--- Exercise details ---
Reproduce the listing that follows with no differences at all.

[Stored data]
━━━━━━━━━━━━━━━━

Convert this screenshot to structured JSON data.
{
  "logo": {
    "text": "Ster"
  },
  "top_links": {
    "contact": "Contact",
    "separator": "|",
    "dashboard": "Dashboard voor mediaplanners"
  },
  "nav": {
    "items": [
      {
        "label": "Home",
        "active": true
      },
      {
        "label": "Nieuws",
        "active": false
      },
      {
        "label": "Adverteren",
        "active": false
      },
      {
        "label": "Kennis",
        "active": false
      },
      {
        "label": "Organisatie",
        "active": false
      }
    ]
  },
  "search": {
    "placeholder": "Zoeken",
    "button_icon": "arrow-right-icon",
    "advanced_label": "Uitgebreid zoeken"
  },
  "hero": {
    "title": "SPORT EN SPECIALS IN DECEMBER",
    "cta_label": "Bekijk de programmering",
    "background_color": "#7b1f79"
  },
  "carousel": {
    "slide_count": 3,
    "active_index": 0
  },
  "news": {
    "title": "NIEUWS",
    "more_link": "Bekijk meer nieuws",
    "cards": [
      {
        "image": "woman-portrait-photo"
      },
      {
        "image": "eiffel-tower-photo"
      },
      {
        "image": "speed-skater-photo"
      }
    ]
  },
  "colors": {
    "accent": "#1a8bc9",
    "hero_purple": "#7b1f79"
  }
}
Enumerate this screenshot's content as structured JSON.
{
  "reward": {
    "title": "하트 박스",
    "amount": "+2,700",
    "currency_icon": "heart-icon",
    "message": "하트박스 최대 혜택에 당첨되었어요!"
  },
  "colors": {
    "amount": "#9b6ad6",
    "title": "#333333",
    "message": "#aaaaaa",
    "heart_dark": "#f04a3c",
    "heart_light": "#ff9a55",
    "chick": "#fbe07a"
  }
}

━━━━━━━━━━━━━━━━

--- Complete response ---
Convert this screenshot to structured JSON data.
{
  "logo": {
    "text": "Ster"
  },
  "top_links": {
    "contact": "Contact",
    "separator": "|",
    "dashboard": "Dashboard voor mediaplanners"
  },
  "nav": {
    "items": [
      {
        "label": "Home",
        "active": true
      },
      {
        "label": "Nieuws",
        "active": false
      },
      {
        "label": "Adverteren",
        "active": false
      },
      {
        "label": "Kennis",
        "active": false
      },
      {
        "label": "Organisatie",
        "active": false
      }
    ]
  },
  "search": {
    "placeholder": "Zoeken",
    "button_icon": "arrow-right-icon",
    "advanced_label": "Uitgebreid zoeken"
  },
  "hero": {
    "title": "SPORT EN SPECIALS IN DECEMBER",
    "cta_label": "Bekijk de programmering",
    "background_color": "#7b1f79"
  },
  "carousel": {
    "slide_count": 3,
    "active_index": 0
  },
  "news": {
    "title": "NIEUWS",
    "more_link": "Bekijk meer nieuws",
    "cards": [
      {
        "image": "woman-portrait-photo"
      },
      {
        "image": "eiffel-tower-photo"
      },
      {
        "image": "speed-skater-photo"
      }
    ]
  },
  "colors": {
    "accent": "#1a8bc9",
    "hero_purple": "#7b1f79"
  }
}
Enumerate this screenshot's content as structured JSON.
{
  "reward": {
    "title": "하트 박스",
    "amount": "+2,700",
    "currency_icon": "heart-icon",
    "message": "하트박스 최대 혜택에 당첨되었어요!"
  },
  "colors": {
    "amount": "#9b6ad6",
    "title": "#333333",
    "message": "#aaaaaa",
    "heart_dark": "#f04a3c",
    "heart_light": "#ff9a55",
    "chick": "#fbe07a"
  }
}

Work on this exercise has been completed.